> WHAT IS REQUIRED
Can the data below be echoed back word for word?

Dataset records:
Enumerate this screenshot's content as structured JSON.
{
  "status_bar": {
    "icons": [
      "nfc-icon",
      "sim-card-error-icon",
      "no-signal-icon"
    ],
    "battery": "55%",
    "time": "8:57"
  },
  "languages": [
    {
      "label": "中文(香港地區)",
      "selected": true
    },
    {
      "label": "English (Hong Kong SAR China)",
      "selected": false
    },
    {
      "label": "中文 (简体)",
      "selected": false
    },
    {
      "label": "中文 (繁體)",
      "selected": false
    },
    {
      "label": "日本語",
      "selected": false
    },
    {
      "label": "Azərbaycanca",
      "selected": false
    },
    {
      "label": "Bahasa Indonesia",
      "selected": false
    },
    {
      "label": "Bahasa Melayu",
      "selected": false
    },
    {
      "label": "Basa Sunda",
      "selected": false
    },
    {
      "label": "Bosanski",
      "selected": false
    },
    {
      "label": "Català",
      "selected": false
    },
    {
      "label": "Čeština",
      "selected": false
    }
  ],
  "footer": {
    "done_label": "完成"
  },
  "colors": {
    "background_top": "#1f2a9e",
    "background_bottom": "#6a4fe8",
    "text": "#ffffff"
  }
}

> EXERCISE RESULT
Enumerate this screenshot's content as structured JSON.
{
  "status_bar": {
    "icons": [
      "nfc-icon",
      "sim-card-error-icon",
      "no-signal-icon"
    ],
    "battery": "55%",
    "time": "8:57"
  },
  "languages": [
    {
      "label": "中文(香港地區)",
      "selected": true
    },
    {
      "label": "English (Hong Kong SAR China)",
      "selected": false
    },
    {
      "label": "中文 (简体)",
      "selected": false
    },
    {
      "label": "中文 (繁體)",
      "selected": false
    },
    {
      "label": "日本語",
      "selected": false
    },
    {
      "label": "Azərbaycanca",
      "selected": false
    },
    {
      "label": "Bahasa Indonesia",
      "selected": false
    },
    {
      "label": "Bahasa Melayu",
      "selected": false
    },
    {
      "label": "Basa Sunda",
      "selected": false
    },
    {
      "label": "Bosanski",
      "selected": false
    },
    {
      "label": "Català",
      "selected": false
    },
    {
      "label": "Čeština",
      "selected": false
    }
  ],
  "footer": {
    "done_label": "完成"
  },
  "colors": {
    "background_top": "#1f2a9e",
    "background_bottom": "#6a4fe8",
    "text": "#ffffff"
  }
}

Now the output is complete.